--- Start of TASK DATA ---
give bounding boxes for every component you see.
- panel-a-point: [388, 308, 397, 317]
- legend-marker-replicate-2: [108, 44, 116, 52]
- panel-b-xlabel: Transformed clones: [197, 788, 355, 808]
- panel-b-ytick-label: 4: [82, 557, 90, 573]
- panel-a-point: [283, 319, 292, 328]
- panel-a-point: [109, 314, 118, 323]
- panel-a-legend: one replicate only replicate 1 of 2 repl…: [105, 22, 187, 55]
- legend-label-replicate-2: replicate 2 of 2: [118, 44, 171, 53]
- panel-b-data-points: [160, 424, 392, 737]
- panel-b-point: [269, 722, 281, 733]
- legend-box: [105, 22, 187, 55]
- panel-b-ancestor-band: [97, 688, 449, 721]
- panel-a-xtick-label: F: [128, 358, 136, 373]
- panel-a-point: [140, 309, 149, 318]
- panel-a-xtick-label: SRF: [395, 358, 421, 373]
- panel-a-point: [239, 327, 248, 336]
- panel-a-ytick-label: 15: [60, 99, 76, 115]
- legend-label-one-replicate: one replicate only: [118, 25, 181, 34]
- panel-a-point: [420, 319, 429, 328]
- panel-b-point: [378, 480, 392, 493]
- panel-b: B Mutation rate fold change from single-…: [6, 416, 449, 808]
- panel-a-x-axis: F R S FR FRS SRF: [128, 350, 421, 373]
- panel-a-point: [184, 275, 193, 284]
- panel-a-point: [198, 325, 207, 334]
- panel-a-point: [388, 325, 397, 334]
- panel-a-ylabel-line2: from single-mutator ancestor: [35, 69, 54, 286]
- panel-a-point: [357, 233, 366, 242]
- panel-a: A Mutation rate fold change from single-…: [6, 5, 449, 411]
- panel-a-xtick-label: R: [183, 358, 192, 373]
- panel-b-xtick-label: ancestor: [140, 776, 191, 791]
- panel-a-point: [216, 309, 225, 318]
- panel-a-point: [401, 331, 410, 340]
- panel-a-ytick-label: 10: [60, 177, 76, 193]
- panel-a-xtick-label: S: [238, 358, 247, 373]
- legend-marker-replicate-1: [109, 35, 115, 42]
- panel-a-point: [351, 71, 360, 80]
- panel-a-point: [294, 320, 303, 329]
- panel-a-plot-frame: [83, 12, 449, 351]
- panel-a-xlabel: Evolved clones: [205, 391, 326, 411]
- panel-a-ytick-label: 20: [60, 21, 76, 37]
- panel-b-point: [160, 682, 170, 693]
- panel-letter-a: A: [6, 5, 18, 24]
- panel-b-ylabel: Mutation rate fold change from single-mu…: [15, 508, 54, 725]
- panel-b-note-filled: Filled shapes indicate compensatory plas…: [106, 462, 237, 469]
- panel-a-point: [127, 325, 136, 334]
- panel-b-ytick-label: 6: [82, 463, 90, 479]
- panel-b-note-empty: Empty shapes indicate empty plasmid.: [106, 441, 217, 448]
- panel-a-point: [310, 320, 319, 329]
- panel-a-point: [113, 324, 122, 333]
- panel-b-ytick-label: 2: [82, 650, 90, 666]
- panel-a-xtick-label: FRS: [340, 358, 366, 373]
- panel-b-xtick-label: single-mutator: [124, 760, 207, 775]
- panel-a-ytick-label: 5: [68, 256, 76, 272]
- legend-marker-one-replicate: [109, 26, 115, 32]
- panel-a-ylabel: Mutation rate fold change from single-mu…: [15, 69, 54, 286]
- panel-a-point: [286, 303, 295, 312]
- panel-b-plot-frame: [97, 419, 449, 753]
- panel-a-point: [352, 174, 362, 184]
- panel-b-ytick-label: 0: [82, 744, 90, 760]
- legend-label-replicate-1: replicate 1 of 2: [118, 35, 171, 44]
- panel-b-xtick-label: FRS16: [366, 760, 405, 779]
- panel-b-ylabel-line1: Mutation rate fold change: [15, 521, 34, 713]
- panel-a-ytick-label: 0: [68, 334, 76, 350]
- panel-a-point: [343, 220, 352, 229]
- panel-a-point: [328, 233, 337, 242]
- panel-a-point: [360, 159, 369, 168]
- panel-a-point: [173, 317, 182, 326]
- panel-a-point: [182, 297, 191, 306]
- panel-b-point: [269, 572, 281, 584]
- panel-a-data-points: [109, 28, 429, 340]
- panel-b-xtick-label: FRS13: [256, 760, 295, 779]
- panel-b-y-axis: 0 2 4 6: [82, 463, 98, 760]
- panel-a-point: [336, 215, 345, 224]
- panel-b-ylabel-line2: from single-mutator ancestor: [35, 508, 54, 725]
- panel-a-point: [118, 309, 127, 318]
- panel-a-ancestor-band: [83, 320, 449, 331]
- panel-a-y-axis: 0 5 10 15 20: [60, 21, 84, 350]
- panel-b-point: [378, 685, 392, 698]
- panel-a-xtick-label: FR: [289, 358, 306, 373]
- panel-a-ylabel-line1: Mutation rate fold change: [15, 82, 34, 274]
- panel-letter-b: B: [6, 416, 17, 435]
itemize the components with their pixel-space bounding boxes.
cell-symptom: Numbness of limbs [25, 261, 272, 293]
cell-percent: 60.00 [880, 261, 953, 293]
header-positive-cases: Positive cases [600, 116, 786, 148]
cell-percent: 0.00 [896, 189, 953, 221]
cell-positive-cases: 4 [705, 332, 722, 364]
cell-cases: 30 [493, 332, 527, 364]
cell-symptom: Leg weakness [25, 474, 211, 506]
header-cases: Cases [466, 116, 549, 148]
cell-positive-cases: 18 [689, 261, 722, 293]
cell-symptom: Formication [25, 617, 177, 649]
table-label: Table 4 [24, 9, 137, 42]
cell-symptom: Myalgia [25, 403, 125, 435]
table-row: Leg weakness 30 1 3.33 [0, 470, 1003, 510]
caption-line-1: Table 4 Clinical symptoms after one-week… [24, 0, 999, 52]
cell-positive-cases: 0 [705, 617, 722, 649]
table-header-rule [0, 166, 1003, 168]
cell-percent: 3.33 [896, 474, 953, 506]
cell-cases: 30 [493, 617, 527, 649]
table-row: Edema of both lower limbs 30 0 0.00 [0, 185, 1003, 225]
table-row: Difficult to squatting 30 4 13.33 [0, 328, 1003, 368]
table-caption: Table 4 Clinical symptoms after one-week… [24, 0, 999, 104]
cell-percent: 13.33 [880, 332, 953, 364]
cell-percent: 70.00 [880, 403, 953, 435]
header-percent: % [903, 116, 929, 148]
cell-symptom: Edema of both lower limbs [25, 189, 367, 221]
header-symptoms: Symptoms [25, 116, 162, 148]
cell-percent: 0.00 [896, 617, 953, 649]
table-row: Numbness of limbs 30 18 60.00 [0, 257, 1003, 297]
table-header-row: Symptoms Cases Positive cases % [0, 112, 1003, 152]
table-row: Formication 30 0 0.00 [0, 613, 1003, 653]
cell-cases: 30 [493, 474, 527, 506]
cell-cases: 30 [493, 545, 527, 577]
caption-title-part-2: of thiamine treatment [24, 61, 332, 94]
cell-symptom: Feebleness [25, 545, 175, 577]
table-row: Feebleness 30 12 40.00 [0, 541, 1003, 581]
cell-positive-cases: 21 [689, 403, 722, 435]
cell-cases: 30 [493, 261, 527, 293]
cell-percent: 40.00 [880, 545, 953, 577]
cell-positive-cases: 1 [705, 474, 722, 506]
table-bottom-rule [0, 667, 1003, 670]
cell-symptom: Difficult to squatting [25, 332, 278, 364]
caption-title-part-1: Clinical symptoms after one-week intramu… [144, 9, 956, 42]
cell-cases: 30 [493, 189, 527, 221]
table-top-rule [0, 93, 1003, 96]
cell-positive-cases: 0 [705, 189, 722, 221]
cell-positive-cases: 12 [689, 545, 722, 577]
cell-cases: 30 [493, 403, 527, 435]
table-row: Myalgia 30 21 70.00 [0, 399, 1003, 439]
--- End of TASK DATA ---
WHAT YOU NEED TO DO:
Copy all of the data above verbatim, keeping every line unchanged and in the same order.

RESPONSE BELOW:
give bounding boxes for every component you see.
- panel-a-point: [388, 308, 397, 317]
- legend-marker-replicate-2: [108, 44, 116, 52]
- panel-b-xlabel: Transformed clones: [197, 788, 355, 808]
- panel-b-ytick-label: 4: [82, 557, 90, 573]
- panel-a-point: [283, 319, 292, 328]
- panel-a-point: [109, 314, 118, 323]
- panel-a-legend: one replicate only replicate 1 of 2 repl…: [105, 22, 187, 55]
- legend-label-replicate-2: replicate 2 of 2: [118, 44, 171, 53]
- panel-b-data-points: [160, 424, 392, 737]
- panel-b-point: [269, 722, 281, 733]
- legend-box: [105, 22, 187, 55]
- panel-b-ancestor-band: [97, 688, 449, 721]
- panel-a-xtick-label: F: [128, 358, 136, 373]
- panel-a-point: [140, 309, 149, 318]
- panel-a-xtick-label: SRF: [395, 358, 421, 373]
- panel-a-point: [239, 327, 248, 336]
- panel-a-ytick-label: 15: [60, 99, 76, 115]
- legend-label-one-replicate: one replicate only: [118, 25, 181, 34]
- panel-a-point: [420, 319, 429, 328]
- panel-b-point: [378, 480, 392, 493]
- panel-b: B Mutation rate fold change from single-…: [6, 416, 449, 808]
- panel-a-x-axis: F R S FR FRS SRF: [128, 350, 421, 373]
- panel-a-point: [184, 275, 193, 284]
- panel-a-point: [198, 325, 207, 334]
- panel-a-point: [388, 325, 397, 334]
- panel-a-ylabel-line2: from single-mutator ancestor: [35, 69, 54, 286]
- panel-a-point: [357, 233, 366, 242]
- panel-a: A Mutation rate fold change from single-…: [6, 5, 449, 411]
- panel-a-xtick-label: R: [183, 358, 192, 373]
- panel-b-xtick-label: ancestor: [140, 776, 191, 791]
- panel-a-point: [216, 309, 225, 318]
- panel-a-point: [401, 331, 410, 340]
- panel-a-ytick-label: 10: [60, 177, 76, 193]
- panel-a-xtick-label: S: [238, 358, 247, 373]
- legend-marker-replicate-1: [109, 35, 115, 42]
- panel-a-point: [351, 71, 360, 80]
- panel-a-point: [294, 320, 303, 329]
- panel-a-plot-frame: [83, 12, 449, 351]
- panel-a-xlabel: Evolved clones: [205, 391, 326, 411]
- panel-a-ytick-label: 20: [60, 21, 76, 37]
- panel-b-point: [160, 682, 170, 693]
- panel-letter-a: A: [6, 5, 18, 24]
- panel-b-ylabel: Mutation rate fold change from single-mu…: [15, 508, 54, 725]
- panel-b-note-filled: Filled shapes indicate compensatory plas…: [106, 462, 237, 469]
- panel-a-point: [127, 325, 136, 334]
- panel-b-ytick-label: 6: [82, 463, 90, 479]
- panel-b-note-empty: Empty shapes indicate empty plasmid.: [106, 441, 217, 448]
- panel-a-point: [310, 320, 319, 329]
- panel-a-point: [113, 324, 122, 333]
- panel-b-ytick-label: 2: [82, 650, 90, 666]
- panel-a-xtick-label: FRS: [340, 358, 366, 373]
- panel-b-xtick-label: single-mutator: [124, 760, 207, 775]
- panel-a-ytick-label: 5: [68, 256, 76, 272]
- legend-marker-one-replicate: [109, 26, 115, 32]
- panel-a-ylabel: Mutation rate fold change from single-mu…: [15, 69, 54, 286]
- panel-a-point: [286, 303, 295, 312]
- panel-b-plot-frame: [97, 419, 449, 753]
- panel-a-point: [352, 174, 362, 184]
- panel-b-ytick-label: 0: [82, 744, 90, 760]
- legend-label-replicate-1: replicate 1 of 2: [118, 35, 171, 44]
- panel-b-xtick-label: FRS16: [366, 760, 405, 779]
- panel-b-ylabel-line1: Mutation rate fold change: [15, 521, 34, 713]
- panel-a-ytick-label: 0: [68, 334, 76, 350]
- panel-a-point: [343, 220, 352, 229]
- panel-a-point: [328, 233, 337, 242]
- panel-a-point: [360, 159, 369, 168]
- panel-a-point: [173, 317, 182, 326]
- panel-a-point: [182, 297, 191, 306]
- panel-b-point: [269, 572, 281, 584]
- panel-a-data-points: [109, 28, 429, 340]
- panel-b-xtick-label: FRS13: [256, 760, 295, 779]
- panel-b-y-axis: 0 2 4 6: [82, 463, 98, 760]
- panel-a-point: [336, 215, 345, 224]
- panel-b-ylabel-line2: from single-mutator ancestor: [35, 508, 54, 725]
- panel-a-point: [118, 309, 127, 318]
- panel-a-ancestor-band: [83, 320, 449, 331]
- panel-a-y-axis: 0 5 10 15 20: [60, 21, 84, 350]
- panel-b-point: [378, 685, 392, 698]
- panel-a-xtick-label: FR: [289, 358, 306, 373]
- panel-a-ylabel-line1: Mutation rate fold change: [15, 82, 34, 274]
- panel-letter-b: B: [6, 416, 17, 435]
itemize the components with their pixel-space bounding boxes.
cell-symptom: Numbness of limbs [25, 261, 272, 293]
cell-percent: 60.00 [880, 261, 953, 293]
header-positive-cases: Positive cases [600, 116, 786, 148]
cell-percent: 0.00 [896, 189, 953, 221]
cell-positive-cases: 4 [705, 332, 722, 364]
cell-cases: 30 [493, 332, 527, 364]
cell-symptom: Leg weakness [25, 474, 211, 506]
header-cases: Cases [466, 116, 549, 148]
cell-positive-cases: 18 [689, 261, 722, 293]
cell-symptom: Formication [25, 617, 177, 649]
table-label: Table 4 [24, 9, 137, 42]
cell-symptom: Myalgia [25, 403, 125, 435]
table-row: Leg weakness 30 1 3.33 [0, 470, 1003, 510]
caption-line-1: Table 4 Clinical symptoms after one-week… [24, 0, 999, 52]
cell-positive-cases: 0 [705, 617, 722, 649]
table-header-rule [0, 166, 1003, 168]
cell-percent: 3.33 [896, 474, 953, 506]
cell-cases: 30 [493, 617, 527, 649]
table-row: Edema of both lower limbs 30 0 0.00 [0, 185, 1003, 225]
table-row: Difficult to squatting 30 4 13.33 [0, 328, 1003, 368]
table-caption: Table 4 Clinical symptoms after one-week… [24, 0, 999, 104]
cell-percent: 13.33 [880, 332, 953, 364]
cell-percent: 70.00 [880, 403, 953, 435]
header-percent: % [903, 116, 929, 148]
cell-symptom: Edema of both lower limbs [25, 189, 367, 221]
header-symptoms: Symptoms [25, 116, 162, 148]
cell-percent: 0.00 [896, 617, 953, 649]
table-row: Numbness of limbs 30 18 60.00 [0, 257, 1003, 297]
table-header-row: Symptoms Cases Positive cases % [0, 112, 1003, 152]
table-row: Formication 30 0 0.00 [0, 613, 1003, 653]
cell-cases: 30 [493, 474, 527, 506]
cell-cases: 30 [493, 545, 527, 577]
caption-title-part-2: of thiamine treatment [24, 61, 332, 94]
cell-symptom: Feebleness [25, 545, 175, 577]
table-row: Feebleness 30 12 40.00 [0, 541, 1003, 581]
cell-positive-cases: 21 [689, 403, 722, 435]
cell-cases: 30 [493, 261, 527, 293]
cell-percent: 40.00 [880, 545, 953, 577]
cell-positive-cases: 1 [705, 474, 722, 506]
table-bottom-rule [0, 667, 1003, 670]
cell-symptom: Difficult to squatting [25, 332, 278, 364]
caption-title-part-1: Clinical symptoms after one-week intramu… [144, 9, 956, 42]
cell-cases: 30 [493, 189, 527, 221]
table-top-rule [0, 93, 1003, 96]
cell-positive-cases: 0 [705, 189, 722, 221]
cell-positive-cases: 12 [689, 545, 722, 577]
cell-cases: 30 [493, 403, 527, 435]
table-row: Myalgia 30 21 70.00 [0, 399, 1003, 439]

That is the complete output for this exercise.